____ Data section
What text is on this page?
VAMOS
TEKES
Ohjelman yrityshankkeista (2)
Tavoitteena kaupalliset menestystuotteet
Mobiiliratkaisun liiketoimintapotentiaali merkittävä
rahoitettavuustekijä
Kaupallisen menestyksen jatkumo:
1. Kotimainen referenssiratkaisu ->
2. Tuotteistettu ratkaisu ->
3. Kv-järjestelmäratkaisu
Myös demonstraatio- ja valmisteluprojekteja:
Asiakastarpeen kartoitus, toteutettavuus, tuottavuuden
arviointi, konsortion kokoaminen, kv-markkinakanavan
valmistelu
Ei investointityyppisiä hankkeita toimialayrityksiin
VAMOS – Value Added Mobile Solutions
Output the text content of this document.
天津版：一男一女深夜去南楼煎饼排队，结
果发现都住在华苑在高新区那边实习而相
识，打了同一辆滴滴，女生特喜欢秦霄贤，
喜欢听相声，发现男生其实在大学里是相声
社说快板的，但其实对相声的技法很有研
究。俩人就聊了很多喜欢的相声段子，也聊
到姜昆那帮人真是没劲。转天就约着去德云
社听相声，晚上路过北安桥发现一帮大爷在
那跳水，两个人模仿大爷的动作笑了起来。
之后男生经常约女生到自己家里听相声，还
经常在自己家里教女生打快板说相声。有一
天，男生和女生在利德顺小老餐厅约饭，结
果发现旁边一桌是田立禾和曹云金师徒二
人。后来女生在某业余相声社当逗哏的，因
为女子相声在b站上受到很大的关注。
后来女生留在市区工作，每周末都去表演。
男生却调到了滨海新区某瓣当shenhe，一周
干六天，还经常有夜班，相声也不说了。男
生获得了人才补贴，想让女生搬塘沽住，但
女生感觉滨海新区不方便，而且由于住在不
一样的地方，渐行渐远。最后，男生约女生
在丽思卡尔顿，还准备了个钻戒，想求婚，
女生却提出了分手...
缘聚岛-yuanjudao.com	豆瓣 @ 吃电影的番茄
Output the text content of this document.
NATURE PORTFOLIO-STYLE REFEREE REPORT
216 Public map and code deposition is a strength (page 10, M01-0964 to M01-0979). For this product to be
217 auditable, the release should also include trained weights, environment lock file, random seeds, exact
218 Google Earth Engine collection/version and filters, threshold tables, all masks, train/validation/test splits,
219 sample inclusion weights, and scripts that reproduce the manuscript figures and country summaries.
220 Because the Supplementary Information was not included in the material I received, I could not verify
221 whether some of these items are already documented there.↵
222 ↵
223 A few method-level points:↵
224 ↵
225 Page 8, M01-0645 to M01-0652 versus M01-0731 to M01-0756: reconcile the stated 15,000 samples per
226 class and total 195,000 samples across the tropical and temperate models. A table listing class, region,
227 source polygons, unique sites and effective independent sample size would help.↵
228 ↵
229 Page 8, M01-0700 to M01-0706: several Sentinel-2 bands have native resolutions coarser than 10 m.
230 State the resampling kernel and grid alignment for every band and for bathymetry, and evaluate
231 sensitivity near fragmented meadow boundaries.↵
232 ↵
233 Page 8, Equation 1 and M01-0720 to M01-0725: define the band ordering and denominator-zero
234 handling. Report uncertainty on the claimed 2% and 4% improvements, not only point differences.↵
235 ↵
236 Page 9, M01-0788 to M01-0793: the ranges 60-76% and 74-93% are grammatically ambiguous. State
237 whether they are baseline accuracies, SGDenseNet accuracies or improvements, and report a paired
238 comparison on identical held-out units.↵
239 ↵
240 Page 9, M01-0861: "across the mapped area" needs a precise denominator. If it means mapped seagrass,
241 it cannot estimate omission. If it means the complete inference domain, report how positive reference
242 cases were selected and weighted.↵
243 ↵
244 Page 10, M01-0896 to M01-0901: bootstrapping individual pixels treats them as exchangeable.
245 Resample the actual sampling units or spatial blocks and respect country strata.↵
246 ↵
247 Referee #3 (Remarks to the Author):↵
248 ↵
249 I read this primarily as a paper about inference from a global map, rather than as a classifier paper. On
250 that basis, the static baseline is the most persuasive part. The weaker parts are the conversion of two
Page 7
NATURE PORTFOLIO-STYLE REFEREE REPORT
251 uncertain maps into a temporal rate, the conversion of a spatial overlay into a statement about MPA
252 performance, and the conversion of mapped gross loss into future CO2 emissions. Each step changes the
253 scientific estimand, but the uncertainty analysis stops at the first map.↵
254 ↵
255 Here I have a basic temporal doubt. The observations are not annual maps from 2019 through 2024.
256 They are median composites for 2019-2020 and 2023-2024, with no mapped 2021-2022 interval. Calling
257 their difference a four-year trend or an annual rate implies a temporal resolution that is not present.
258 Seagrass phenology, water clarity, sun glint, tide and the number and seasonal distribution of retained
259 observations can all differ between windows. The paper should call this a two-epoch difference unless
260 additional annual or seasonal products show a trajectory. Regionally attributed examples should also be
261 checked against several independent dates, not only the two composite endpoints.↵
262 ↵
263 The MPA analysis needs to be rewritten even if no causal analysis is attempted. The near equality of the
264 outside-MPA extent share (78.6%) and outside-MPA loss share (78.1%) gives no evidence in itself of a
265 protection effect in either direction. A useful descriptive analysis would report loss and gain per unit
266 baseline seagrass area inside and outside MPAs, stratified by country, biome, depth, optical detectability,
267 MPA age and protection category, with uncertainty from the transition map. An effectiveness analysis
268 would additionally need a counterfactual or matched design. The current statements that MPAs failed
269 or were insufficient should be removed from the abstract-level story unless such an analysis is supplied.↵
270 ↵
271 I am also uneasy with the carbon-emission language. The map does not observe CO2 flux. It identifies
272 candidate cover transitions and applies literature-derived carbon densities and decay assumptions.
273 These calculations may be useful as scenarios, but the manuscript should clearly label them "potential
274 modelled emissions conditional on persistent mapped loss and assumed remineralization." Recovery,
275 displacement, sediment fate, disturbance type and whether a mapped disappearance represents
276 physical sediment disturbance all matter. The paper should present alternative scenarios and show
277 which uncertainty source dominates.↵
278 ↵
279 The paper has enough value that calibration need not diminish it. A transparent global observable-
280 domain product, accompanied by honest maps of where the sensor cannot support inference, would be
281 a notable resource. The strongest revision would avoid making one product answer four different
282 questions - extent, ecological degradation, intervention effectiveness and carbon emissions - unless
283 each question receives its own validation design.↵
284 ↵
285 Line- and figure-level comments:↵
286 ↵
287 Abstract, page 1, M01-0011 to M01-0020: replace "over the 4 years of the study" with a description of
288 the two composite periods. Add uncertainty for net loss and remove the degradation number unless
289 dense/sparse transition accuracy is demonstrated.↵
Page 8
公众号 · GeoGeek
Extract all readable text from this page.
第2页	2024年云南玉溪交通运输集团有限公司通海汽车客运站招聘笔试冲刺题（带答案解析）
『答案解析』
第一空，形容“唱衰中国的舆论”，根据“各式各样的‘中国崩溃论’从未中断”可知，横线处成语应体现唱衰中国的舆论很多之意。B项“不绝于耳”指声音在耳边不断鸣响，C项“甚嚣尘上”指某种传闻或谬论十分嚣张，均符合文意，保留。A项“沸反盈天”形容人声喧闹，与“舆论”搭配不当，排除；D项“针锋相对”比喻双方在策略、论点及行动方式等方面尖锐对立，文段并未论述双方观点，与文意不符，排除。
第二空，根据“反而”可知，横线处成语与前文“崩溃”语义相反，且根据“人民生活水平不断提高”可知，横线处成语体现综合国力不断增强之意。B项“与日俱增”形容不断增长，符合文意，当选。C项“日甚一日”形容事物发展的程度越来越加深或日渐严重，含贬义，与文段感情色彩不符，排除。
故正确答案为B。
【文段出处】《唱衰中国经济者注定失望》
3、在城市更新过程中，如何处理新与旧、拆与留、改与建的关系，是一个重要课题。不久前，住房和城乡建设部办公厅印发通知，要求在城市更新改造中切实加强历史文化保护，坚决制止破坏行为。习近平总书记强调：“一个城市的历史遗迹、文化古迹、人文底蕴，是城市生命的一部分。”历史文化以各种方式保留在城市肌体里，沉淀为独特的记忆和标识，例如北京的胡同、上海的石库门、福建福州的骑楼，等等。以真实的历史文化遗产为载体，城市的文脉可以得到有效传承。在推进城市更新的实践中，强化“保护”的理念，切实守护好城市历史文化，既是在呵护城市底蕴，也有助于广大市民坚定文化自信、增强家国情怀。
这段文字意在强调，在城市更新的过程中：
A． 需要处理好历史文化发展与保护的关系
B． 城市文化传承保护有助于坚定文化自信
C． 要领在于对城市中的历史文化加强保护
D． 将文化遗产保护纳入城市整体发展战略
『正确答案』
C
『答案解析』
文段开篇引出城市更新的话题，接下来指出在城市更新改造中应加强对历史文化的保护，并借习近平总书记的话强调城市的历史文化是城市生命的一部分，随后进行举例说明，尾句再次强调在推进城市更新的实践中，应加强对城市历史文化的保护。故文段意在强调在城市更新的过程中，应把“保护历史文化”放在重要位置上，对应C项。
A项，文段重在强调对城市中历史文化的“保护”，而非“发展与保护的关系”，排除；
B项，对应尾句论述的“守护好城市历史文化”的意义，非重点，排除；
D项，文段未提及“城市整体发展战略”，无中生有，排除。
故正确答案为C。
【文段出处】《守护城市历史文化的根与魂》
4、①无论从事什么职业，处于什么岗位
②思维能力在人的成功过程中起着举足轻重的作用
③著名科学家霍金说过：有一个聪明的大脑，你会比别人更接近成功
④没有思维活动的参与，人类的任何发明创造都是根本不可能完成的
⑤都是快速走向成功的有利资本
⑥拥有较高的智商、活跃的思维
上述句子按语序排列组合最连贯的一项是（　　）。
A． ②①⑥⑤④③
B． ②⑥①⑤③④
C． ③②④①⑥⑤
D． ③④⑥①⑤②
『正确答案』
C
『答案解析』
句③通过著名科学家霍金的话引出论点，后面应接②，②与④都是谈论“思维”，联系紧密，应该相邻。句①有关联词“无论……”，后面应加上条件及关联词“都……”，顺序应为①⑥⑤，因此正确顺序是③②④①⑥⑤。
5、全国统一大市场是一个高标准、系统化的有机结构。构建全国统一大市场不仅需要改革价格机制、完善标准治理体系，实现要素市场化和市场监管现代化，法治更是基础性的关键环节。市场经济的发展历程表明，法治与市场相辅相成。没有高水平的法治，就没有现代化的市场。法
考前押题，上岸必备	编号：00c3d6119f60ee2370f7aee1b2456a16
________
== Requirements ==
Which lines in the records above contain the string "also"? Copy each one.

== Written solution ==
217 auditable, the release should also include trained weights, environment lock file, random seeds, exact
260 additional annual or seasonal products show a trajectory. Regionally attributed examples should also be
271 I am also uneasy with the carbon-emission language. The map does not observe CO2 flux. It identifies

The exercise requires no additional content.